= Written instruction =
Select every line below containing the word "digit".

= Material for this task =
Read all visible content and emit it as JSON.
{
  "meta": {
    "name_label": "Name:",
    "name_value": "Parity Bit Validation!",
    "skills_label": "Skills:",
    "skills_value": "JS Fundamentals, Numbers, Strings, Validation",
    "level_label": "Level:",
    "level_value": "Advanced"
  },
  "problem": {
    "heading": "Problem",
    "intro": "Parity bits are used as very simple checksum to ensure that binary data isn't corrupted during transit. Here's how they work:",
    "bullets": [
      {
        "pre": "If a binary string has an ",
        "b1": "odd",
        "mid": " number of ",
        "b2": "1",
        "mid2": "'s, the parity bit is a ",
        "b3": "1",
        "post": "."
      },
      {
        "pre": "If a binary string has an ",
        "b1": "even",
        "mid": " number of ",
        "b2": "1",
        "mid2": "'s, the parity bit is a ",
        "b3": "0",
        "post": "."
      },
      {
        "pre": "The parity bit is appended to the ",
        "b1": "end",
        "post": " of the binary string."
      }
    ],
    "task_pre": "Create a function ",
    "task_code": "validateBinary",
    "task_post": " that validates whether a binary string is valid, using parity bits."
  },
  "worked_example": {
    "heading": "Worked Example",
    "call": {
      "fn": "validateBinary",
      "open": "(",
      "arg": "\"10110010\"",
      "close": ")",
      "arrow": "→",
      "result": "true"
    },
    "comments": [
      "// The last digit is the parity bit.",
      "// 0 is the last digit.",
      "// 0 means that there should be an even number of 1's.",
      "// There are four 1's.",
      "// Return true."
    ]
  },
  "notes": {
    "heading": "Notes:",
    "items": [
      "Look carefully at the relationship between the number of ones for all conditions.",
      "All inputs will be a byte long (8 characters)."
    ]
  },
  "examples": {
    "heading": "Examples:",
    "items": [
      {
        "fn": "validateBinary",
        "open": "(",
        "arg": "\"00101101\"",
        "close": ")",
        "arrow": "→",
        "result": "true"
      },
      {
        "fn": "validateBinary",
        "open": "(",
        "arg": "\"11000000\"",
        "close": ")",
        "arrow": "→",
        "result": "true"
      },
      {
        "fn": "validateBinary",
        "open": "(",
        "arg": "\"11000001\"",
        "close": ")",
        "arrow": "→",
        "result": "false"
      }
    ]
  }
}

= Reply =
      "// The last digit is the parity bit.",
      "// 0 is the last digit.",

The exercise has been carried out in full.